*TASK STATEMENT*: Show all lines from the listing below that contain "WindowsTempPath".

━━━━━ ENTRIES SHOWN

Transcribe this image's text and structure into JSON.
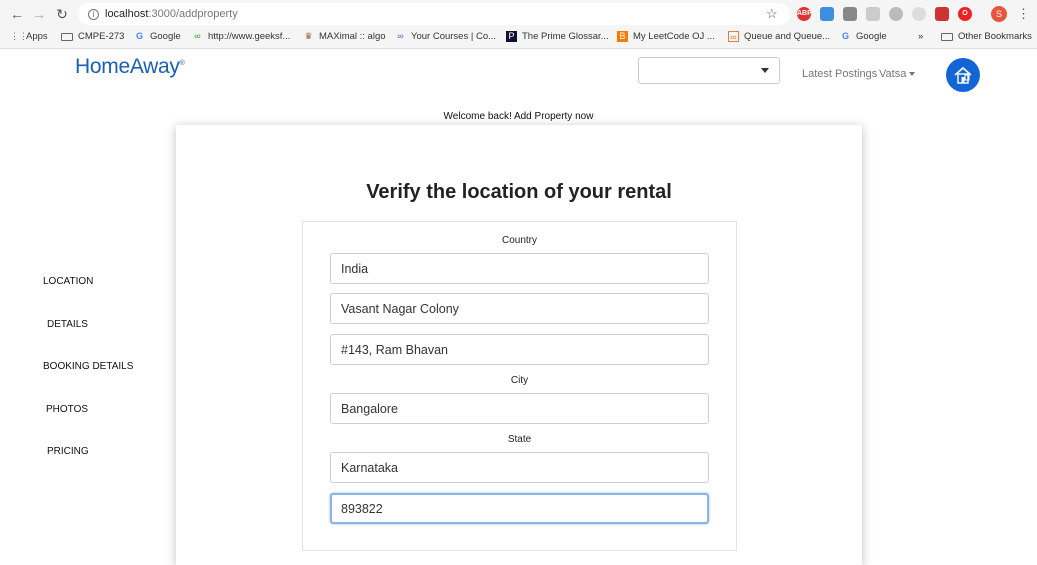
{
  "browser": {
    "url_host": "localhost",
    "url_path": ":3000/addproperty",
    "profile_initial": "S"
  },
  "bookmarks": [
    {
      "label": "Apps"
    },
    {
      "label": "CMPE-273"
    },
    {
      "label": "Google"
    },
    {
      "label": "http://www.geeksf..."
    },
    {
      "label": "MAXimal :: algo"
    },
    {
      "label": "Your Courses | Co..."
    },
    {
      "label": "The Prime Glossar..."
    },
    {
      "label": "My LeetCode OJ ..."
    },
    {
      "label": "Queue and Queue..."
    },
    {
      "label": "Google"
    },
    {
      "label": "Other Bookmarks"
    }
  ],
  "navbar": {
    "brand": "HomeAway",
    "brand_mark": "®",
    "select_value": "",
    "latest_postings": "Latest Postings",
    "user_name": "Vatsa"
  },
  "welcome": "Welcome back! Add Property now",
  "sidebar": {
    "items": [
      {
        "label": "LOCATION"
      },
      {
        "label": "DETAILS"
      },
      {
        "label": "BOOKING DETAILS"
      },
      {
        "label": "PHOTOS"
      },
      {
        "label": "PRICING"
      }
    ]
  },
  "form": {
    "title": "Verify the location of your rental",
    "country_label": "Country",
    "country": "India",
    "street": "Vasant Nagar Colony",
    "unit": "#143, Ram Bhavan",
    "city_label": "City",
    "city": "Bangalore",
    "state_label": "State",
    "state": "Karnataka",
    "zip": "893822"
  },
  "colors": {
    "brand": "#1a5fb4",
    "logo_bg": "#1365d6",
    "focus_border": "#8ab6e6"
  }
}
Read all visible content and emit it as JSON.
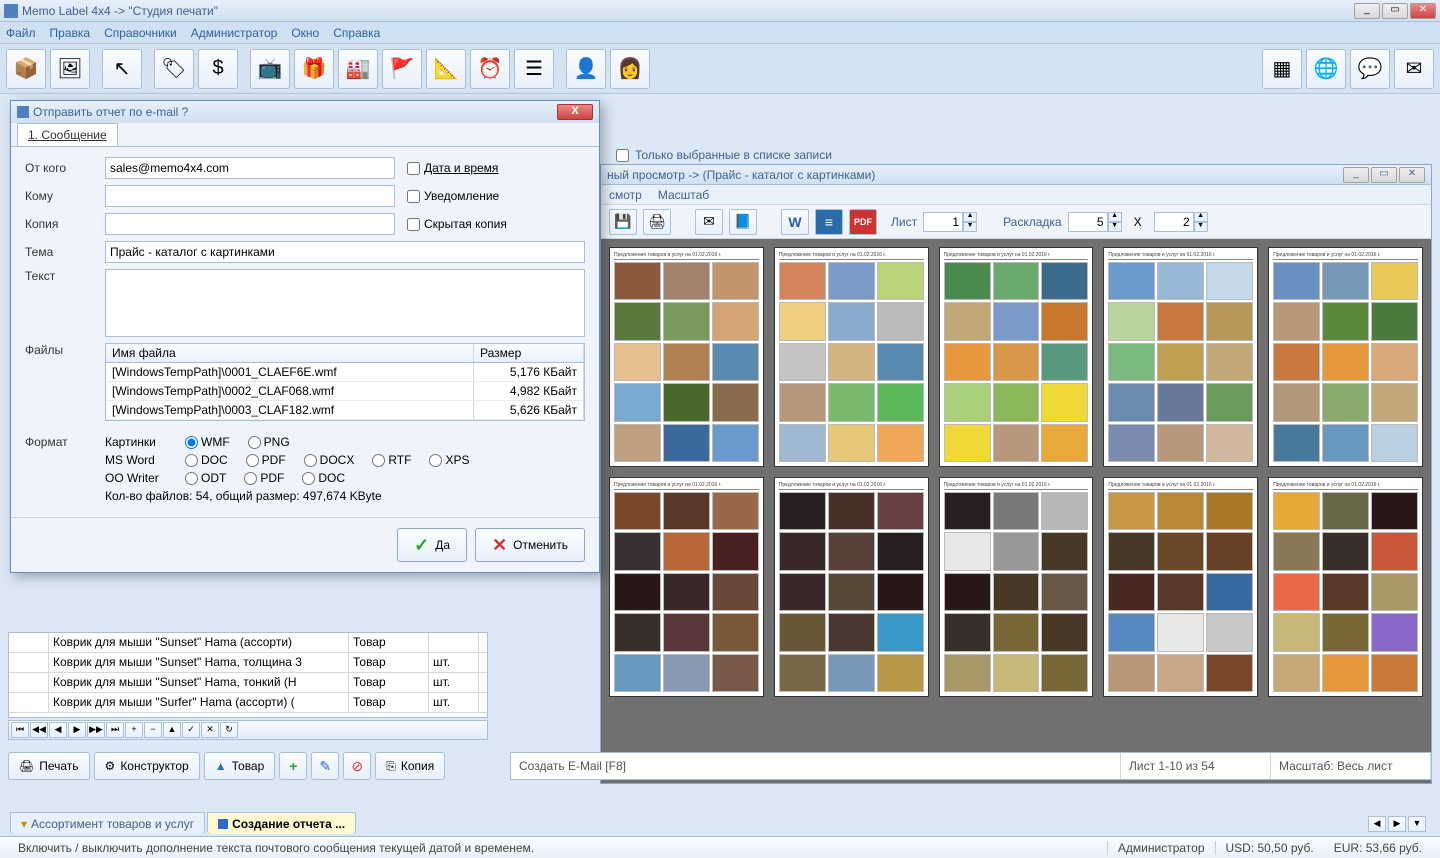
{
  "window": {
    "title": "Memo Label 4x4 -> \"Студия печати\""
  },
  "menu": {
    "file": "Файл",
    "edit": "Правка",
    "refs": "Справочники",
    "admin": "Администратор",
    "window": "Окно",
    "help": "Справка"
  },
  "checkbox_row": {
    "label": "Только выбранные в списке записи"
  },
  "grid": {
    "rows": [
      {
        "name": "Коврик для мыши \"Sunset\" Hama (ассорти)",
        "type": "Товар",
        "unit": ""
      },
      {
        "name": "Коврик для мыши \"Sunset\" Hama, толщина 3",
        "type": "Товар",
        "unit": "шт."
      },
      {
        "name": "Коврик для мыши \"Sunset\" Hama, тонкий (H",
        "type": "Товар",
        "unit": "шт."
      },
      {
        "name": "Коврик для мыши \"Surfer\" Hama (ассорти) (",
        "type": "Товар",
        "unit": "шт."
      }
    ]
  },
  "buttons": {
    "print": "Печать",
    "designer": "Конструктор",
    "product": "Товар",
    "copy": "Копия"
  },
  "subbar": {
    "create": "Создать E-Mail [F8]",
    "pages": "Лист 1-10 из 54",
    "scale": "Масштаб: Весь лист"
  },
  "tabs": {
    "assort": "Ассортимент товаров и услуг",
    "report": "Создание отчета ..."
  },
  "preview": {
    "title": "ный просмотр -> (Прайс - каталог с картинками)",
    "menu": {
      "view": "смотр",
      "scale": "Масштаб"
    },
    "sheet_label": "Лист",
    "sheet_val": "1",
    "layout_label": "Раскладка",
    "layout_cols": "5",
    "layout_x": "X",
    "layout_rows": "2"
  },
  "dialog": {
    "title": "Отправить отчет по e-mail ?",
    "tab": "1. Сообщение",
    "from_lbl": "От кого",
    "from_val": "sales@memo4x4.com",
    "datetime": "Дата и время",
    "to_lbl": "Кому",
    "notify": "Уведомление",
    "cc_lbl": "Копия",
    "bcc": "Скрытая копия",
    "subj_lbl": "Тема",
    "subj_val": "Прайс - каталог с картинками",
    "text_lbl": "Текст",
    "files_lbl": "Файлы",
    "col_name": "Имя файла",
    "col_size": "Размер",
    "files": [
      {
        "name": "[WindowsTempPath]\\0001_CLAEF6E.wmf",
        "size": "5,176 КБайт"
      },
      {
        "name": "[WindowsTempPath]\\0002_CLAF068.wmf",
        "size": "4,982 КБайт"
      },
      {
        "name": "[WindowsTempPath]\\0003_CLAF182.wmf",
        "size": "5,626 КБайт"
      }
    ],
    "fmt_lbl": "Формат",
    "fmt_pic": "Картинки",
    "fmt_wmf": "WMF",
    "fmt_png": "PNG",
    "fmt_word": "MS Word",
    "fmt_doc": "DOC",
    "fmt_pdf": "PDF",
    "fmt_docx": "DOCX",
    "fmt_rtf": "RTF",
    "fmt_xps": "XPS",
    "fmt_oo": "OO Writer",
    "fmt_odt": "ODT",
    "fmt_pdf2": "PDF",
    "fmt_doc2": "DOC",
    "summary": "Кол-во файлов: 54, общий размер: 497,674 KByte",
    "yes": "Да",
    "cancel": "Отменить"
  },
  "status": {
    "hint": "Включить / выключить дополнение текста почтового сообщения текущей датой и временем.",
    "admin": "Администратор",
    "usd": "USD: 50,50 руб.",
    "eur": "EUR: 53,66 руб."
  },
  "thumb_colors": [
    [
      "#8b5a3c",
      "#a0826d",
      "#c2956e",
      "#5a7a3c",
      "#7a9a5c",
      "#d4a574",
      "#e8c090",
      "#b08050",
      "#5a8ab0",
      "#7aaad0",
      "#4a6a2c",
      "#8a6a4c",
      "#c0a080",
      "#3a6a9c",
      "#6a9acc"
    ],
    [
      "#d4845c",
      "#7a9ac8",
      "#b8d478",
      "#f0d080",
      "#8aaad0",
      "#bababc",
      "#c4c4c4",
      "#d4b480",
      "#5a8ab0",
      "#b8987c",
      "#7aba6c",
      "#5ab858",
      "#a0b8d0",
      "#e8c878",
      "#f0a858"
    ],
    [
      "#4a8a4c",
      "#6aaa6c",
      "#3a6a8c",
      "#c0a878",
      "#7a9ac8",
      "#c8782c",
      "#e8983c",
      "#d8984c",
      "#58987c",
      "#aad07a",
      "#8ab858",
      "#f0d838",
      "#f0d838",
      "#b8987c",
      "#e8a83c"
    ],
    [
      "#6a9acc",
      "#98b8d8",
      "#c4d8e8",
      "#b8d49c",
      "#c8783c",
      "#b89858",
      "#7aba7c",
      "#c0a050",
      "#c0a878",
      "#6a8ab0",
      "#687898",
      "#6a9a5c",
      "#7a8ab0",
      "#b8987c",
      "#d0b89c"
    ],
    [
      "#6890c0",
      "#7898b8",
      "#e8c858",
      "#b89878",
      "#5a8a3c",
      "#4a7a3c",
      "#c8783c",
      "#e8983c",
      "#d8a878",
      "#b09878",
      "#8aaa6c",
      "#c0a878",
      "#48789c",
      "#6898c0",
      "#b8d0e0"
    ],
    [
      "#784828",
      "#583828",
      "#986848",
      "#383030",
      "#b86838",
      "#482020",
      "#281818",
      "#382828",
      "#684838",
      "#383028",
      "#583838",
      "#785838",
      "#6898c0",
      "#8898b0",
      "#785848"
    ],
    [
      "#282020",
      "#483028",
      "#684040",
      "#382828",
      "#584038",
      "#282020",
      "#382828",
      "#584838",
      "#281818",
      "#685838",
      "#483830",
      "#3898c8",
      "#786848",
      "#7898b8",
      "#b89848"
    ],
    [
      "#282020",
      "#787878",
      "#b8b8b8",
      "#e8e8e8",
      "#989898",
      "#483828",
      "#281818",
      "#483828",
      "#685848",
      "#383028",
      "#786838",
      "#483828",
      "#a89868",
      "#c8b878",
      "#786838"
    ],
    [
      "#c89848",
      "#b88838",
      "#a87828",
      "#483828",
      "#684828",
      "#684028",
      "#482820",
      "#583828",
      "#3868a0",
      "#5888c0",
      "#e8e8e8",
      "#c8c8c8",
      "#b89878",
      "#c8a888",
      "#784828"
    ],
    [
      "#e8a838",
      "#686848",
      "#281818",
      "#887858",
      "#383028",
      "#c85838",
      "#e86848",
      "#583828",
      "#a89868",
      "#c8b878",
      "#786838",
      "#8868c8",
      "#c8a878",
      "#e8983c",
      "#c87838"
    ]
  ]
}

━━━━━━━━━━

*RESPONSE TO THIS EXERCISE*:
        "name": "[WindowsTempPath]\\0001_CLAEF6E.wmf",
        "name": "[WindowsTempPath]\\0002_CLAF068.wmf",
        "name": "[WindowsTempPath]\\0003_CLAF182.wmf",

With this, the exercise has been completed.